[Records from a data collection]
--- start ---

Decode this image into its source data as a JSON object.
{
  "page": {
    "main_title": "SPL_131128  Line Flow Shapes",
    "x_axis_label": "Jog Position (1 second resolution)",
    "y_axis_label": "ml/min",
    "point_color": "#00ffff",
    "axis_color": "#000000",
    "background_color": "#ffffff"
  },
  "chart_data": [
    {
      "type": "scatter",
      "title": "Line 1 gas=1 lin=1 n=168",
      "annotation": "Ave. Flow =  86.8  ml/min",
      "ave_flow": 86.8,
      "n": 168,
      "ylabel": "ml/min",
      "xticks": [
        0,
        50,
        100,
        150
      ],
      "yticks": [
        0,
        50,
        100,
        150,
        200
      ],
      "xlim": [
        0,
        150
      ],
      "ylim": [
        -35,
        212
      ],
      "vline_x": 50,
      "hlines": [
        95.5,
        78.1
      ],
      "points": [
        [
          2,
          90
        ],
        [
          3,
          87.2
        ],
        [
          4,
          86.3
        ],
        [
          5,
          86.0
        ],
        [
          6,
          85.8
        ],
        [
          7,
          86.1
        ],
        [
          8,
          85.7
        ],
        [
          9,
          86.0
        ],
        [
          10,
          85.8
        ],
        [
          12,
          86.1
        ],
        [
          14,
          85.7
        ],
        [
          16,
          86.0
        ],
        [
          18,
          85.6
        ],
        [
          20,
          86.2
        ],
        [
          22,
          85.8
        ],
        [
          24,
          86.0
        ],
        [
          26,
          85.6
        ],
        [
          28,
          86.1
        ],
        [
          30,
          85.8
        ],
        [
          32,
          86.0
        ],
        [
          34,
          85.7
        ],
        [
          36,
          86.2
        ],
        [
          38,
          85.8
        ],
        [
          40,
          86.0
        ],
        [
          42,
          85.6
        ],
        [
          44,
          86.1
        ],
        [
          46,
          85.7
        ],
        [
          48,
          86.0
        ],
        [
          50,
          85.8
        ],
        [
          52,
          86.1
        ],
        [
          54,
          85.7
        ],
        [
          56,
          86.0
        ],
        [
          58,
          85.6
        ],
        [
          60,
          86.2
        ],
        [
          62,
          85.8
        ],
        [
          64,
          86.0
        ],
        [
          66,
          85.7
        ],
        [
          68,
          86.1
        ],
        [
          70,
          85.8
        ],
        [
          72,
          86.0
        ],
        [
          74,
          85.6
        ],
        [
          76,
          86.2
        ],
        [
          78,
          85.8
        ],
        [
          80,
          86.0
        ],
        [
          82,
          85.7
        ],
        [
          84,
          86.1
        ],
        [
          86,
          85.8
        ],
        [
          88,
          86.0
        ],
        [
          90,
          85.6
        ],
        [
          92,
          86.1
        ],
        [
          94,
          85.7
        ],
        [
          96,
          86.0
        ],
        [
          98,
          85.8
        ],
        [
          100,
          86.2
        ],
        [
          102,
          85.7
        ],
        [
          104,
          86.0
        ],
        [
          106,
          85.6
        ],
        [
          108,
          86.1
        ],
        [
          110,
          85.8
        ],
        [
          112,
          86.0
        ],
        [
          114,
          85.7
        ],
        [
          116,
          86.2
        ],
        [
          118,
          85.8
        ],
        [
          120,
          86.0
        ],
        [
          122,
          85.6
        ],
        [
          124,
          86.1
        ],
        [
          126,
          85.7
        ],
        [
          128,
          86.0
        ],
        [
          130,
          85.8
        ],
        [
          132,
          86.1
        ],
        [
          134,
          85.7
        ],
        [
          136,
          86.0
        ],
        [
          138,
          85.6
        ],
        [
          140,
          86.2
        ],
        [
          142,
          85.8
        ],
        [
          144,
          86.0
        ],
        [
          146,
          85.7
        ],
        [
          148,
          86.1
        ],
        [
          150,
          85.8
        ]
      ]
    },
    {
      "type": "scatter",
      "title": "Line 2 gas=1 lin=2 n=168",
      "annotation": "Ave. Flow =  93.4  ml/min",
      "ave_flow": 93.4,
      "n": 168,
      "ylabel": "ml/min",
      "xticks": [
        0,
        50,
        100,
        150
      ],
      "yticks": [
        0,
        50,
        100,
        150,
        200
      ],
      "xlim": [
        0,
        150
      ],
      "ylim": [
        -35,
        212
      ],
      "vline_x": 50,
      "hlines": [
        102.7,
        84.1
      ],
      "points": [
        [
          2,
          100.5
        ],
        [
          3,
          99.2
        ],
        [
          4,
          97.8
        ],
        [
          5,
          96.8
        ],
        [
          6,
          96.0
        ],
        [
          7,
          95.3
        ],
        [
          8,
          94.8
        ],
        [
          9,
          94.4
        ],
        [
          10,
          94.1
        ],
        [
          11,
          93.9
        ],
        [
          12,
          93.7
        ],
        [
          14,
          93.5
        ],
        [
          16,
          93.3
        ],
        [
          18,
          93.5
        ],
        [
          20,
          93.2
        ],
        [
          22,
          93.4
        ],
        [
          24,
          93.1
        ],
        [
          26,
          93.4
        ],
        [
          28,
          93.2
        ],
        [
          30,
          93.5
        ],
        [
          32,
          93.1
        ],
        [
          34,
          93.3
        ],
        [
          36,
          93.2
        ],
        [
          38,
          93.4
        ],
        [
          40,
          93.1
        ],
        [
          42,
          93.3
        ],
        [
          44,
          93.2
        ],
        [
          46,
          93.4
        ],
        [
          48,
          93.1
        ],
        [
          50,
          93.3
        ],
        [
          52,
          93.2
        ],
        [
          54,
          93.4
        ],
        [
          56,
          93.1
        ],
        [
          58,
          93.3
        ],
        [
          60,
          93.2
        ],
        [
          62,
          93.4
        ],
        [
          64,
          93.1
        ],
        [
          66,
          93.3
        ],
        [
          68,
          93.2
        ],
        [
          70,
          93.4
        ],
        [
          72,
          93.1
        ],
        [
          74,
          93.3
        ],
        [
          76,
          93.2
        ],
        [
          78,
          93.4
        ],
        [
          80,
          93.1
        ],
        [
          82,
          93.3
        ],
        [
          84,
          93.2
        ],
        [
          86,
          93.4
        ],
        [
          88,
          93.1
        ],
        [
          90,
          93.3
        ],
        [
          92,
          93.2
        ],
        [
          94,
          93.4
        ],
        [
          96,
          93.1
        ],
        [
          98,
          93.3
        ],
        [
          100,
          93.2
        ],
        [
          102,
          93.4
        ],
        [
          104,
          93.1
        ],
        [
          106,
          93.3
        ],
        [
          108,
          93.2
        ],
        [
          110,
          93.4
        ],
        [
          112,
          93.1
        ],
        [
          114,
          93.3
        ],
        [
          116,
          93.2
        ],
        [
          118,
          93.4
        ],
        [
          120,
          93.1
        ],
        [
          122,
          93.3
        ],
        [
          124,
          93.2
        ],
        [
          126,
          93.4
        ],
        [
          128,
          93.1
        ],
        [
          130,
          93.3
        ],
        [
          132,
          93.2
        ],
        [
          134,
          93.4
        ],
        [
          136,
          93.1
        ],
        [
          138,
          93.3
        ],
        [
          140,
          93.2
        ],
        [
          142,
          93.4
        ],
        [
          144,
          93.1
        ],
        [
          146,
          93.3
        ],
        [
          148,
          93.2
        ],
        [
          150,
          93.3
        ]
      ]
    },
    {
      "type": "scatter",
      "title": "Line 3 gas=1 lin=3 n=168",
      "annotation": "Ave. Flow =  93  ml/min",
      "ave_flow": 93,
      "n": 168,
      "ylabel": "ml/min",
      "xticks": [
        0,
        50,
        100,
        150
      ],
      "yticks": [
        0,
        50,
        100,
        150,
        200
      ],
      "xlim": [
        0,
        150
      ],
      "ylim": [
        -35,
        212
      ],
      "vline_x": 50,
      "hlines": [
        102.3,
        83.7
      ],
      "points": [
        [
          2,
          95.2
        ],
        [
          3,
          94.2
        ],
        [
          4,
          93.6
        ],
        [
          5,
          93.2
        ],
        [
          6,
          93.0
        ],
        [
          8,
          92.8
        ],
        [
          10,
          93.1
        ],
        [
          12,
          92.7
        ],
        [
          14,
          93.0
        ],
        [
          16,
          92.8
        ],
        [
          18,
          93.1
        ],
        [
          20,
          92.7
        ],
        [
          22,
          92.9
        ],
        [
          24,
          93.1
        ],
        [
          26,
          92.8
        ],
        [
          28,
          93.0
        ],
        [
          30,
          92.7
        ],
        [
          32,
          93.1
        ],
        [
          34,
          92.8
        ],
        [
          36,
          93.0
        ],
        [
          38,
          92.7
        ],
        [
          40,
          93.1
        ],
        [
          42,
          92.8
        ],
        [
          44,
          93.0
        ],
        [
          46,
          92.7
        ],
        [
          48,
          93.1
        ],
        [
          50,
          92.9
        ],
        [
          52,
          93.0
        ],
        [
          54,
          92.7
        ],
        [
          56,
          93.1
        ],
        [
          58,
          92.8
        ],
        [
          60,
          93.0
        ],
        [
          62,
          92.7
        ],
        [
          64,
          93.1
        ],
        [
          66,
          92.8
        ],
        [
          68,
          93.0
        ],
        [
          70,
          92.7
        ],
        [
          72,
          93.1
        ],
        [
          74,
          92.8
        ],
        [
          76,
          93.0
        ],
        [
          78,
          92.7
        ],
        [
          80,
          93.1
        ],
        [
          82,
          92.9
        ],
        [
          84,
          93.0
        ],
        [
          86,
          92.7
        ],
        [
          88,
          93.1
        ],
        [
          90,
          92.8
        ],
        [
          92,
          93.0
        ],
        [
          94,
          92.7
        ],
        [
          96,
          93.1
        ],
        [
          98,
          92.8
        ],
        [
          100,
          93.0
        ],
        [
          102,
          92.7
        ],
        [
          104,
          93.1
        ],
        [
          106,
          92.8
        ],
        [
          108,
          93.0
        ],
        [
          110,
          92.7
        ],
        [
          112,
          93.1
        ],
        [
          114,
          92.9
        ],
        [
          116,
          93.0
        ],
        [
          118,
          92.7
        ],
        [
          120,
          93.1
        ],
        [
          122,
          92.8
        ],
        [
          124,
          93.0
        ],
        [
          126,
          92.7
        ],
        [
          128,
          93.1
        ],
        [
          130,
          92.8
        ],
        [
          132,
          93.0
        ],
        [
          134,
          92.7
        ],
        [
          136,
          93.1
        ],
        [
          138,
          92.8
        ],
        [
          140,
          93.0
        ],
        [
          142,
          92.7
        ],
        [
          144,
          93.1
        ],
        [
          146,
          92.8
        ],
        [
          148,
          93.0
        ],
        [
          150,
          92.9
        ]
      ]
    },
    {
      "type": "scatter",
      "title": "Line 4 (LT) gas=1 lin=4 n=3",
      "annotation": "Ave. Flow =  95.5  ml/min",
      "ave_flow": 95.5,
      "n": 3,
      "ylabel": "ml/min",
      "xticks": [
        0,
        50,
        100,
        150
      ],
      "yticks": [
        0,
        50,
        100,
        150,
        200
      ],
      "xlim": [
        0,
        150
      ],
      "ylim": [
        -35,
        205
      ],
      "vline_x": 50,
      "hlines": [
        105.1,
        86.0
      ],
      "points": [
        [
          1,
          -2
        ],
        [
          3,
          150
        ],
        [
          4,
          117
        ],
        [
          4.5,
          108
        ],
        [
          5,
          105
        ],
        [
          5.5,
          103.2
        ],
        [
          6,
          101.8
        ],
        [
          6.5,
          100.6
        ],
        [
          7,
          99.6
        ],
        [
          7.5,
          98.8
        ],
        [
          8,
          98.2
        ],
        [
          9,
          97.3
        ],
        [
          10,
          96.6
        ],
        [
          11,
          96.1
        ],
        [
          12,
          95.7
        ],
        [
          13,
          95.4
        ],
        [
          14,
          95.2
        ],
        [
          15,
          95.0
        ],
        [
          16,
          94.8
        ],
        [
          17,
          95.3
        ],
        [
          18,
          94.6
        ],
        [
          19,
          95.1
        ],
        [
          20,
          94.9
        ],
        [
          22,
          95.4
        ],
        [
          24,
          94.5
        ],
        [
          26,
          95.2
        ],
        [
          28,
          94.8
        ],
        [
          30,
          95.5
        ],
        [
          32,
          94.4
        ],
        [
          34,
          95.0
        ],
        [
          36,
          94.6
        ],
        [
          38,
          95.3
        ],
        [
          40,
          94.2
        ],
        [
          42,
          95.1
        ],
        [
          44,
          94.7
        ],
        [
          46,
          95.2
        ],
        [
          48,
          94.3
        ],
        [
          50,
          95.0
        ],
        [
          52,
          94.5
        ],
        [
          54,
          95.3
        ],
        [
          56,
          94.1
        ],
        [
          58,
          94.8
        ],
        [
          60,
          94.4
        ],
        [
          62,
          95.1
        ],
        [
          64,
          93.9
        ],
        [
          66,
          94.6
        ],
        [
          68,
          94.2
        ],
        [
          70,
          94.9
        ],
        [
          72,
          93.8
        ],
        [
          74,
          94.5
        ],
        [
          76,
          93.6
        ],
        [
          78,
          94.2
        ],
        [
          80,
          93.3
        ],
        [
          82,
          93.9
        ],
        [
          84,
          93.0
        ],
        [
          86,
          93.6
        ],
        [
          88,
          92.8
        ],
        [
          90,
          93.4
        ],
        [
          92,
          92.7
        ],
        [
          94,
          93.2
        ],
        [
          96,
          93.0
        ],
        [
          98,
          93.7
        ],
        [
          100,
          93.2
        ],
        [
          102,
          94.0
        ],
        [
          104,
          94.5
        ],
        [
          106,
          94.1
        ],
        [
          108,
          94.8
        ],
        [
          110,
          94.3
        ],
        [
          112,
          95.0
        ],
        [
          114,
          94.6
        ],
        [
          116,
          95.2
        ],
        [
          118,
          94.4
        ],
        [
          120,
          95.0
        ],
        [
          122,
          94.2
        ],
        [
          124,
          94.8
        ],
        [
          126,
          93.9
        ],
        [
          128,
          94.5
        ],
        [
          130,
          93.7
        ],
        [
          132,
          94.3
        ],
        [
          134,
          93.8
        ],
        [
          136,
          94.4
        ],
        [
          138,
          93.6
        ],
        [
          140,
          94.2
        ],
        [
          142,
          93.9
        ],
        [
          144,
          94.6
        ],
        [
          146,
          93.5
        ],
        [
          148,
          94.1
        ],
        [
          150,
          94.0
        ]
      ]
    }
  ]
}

--- end ---

#### WHAT TO DO
Gather every line from the listing above in which the word "annotation" appears.

#### RESULT BELOW
      "annotation": "Ave. Flow =  86.8  ml/min",
      "annotation": "Ave. Flow =  93.4  ml/min",
      "annotation": "Ave. Flow =  93  ml/min",
      "annotation": "Ave. Flow =  95.5  ml/min",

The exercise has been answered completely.